Exercise
Search the listing below for the string "name" and show each line that contains it.

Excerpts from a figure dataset
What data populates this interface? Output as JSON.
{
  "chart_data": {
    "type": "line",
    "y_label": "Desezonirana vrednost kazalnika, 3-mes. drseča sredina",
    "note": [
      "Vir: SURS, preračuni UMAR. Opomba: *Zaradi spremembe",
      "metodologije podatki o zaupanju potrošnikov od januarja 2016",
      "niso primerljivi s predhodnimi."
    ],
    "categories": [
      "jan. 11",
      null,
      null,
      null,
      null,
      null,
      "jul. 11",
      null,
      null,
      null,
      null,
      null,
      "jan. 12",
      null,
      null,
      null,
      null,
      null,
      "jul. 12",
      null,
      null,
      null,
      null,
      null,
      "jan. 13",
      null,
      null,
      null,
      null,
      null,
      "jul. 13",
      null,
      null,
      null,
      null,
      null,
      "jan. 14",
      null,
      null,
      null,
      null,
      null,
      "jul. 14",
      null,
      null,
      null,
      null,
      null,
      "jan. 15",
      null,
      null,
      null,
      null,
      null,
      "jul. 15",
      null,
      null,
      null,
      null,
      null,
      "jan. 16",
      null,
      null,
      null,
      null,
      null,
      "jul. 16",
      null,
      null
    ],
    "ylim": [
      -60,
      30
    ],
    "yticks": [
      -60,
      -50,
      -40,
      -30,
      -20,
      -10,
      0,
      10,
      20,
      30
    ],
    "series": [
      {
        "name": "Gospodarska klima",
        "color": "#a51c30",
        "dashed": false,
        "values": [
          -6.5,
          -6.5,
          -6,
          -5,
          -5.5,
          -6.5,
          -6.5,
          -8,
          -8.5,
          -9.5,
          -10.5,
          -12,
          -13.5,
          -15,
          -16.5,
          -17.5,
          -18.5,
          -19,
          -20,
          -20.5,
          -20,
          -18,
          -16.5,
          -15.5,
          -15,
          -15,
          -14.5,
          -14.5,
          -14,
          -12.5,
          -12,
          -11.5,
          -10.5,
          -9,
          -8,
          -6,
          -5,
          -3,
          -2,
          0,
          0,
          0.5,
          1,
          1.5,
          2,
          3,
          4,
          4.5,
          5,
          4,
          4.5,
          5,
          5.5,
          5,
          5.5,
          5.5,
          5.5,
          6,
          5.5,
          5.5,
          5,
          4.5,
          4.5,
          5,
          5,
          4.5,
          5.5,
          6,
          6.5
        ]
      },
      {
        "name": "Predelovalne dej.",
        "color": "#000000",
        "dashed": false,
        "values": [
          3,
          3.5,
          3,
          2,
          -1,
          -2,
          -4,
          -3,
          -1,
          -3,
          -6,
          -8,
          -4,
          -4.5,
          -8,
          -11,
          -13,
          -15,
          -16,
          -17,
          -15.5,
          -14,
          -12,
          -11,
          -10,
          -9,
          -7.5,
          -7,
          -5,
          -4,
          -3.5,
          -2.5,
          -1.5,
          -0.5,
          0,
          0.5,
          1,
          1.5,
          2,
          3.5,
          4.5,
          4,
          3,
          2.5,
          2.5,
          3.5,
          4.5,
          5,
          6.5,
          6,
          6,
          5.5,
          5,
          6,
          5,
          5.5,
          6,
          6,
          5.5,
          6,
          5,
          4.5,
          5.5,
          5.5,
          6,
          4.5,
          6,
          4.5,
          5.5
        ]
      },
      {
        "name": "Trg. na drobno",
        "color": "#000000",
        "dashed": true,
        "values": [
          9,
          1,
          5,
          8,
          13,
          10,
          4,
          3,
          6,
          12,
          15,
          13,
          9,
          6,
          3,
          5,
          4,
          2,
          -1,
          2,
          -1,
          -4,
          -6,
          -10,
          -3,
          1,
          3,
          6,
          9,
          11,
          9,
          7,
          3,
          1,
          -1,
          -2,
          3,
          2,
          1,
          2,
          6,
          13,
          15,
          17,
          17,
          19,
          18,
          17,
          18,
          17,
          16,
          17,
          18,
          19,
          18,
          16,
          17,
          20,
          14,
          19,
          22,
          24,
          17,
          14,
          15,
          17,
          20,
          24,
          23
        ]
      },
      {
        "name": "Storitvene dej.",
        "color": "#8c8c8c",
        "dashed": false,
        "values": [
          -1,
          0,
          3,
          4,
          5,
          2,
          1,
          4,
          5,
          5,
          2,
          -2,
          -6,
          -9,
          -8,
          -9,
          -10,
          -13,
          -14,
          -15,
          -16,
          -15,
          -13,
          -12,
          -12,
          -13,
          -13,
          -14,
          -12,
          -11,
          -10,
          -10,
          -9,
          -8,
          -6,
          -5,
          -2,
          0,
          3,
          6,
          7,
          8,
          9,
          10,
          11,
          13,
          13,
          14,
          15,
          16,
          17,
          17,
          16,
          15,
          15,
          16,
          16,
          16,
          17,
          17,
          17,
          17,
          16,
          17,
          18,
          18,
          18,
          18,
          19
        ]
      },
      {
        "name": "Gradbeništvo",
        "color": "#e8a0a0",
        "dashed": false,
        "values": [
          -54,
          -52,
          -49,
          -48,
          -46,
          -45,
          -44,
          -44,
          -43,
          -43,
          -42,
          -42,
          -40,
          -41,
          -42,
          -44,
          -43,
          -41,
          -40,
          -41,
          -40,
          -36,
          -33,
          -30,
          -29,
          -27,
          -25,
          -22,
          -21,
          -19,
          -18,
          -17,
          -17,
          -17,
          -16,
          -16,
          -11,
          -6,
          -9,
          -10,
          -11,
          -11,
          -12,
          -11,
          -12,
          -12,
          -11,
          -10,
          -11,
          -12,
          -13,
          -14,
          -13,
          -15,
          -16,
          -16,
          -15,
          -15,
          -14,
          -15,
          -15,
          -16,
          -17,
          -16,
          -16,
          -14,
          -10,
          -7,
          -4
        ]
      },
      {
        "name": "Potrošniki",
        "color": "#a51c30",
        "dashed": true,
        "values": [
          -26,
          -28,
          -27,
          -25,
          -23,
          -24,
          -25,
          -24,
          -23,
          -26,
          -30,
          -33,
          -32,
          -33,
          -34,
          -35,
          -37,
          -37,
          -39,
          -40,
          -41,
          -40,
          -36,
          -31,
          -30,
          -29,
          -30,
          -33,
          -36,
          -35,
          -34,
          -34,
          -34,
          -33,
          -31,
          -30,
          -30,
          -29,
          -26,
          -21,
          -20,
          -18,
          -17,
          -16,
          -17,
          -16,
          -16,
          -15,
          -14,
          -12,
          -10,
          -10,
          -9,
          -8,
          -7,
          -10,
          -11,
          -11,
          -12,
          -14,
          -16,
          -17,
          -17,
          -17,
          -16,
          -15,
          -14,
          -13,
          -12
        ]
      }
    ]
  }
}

Result of the task
        "name": "Gospodarska klima",
        "name": "Predelovalne dej.",
        "name": "Trg. na drobno",
        "name": "Storitvene dej.",
        "name": "Gradbeništvo",
        "name": "Potrošniki",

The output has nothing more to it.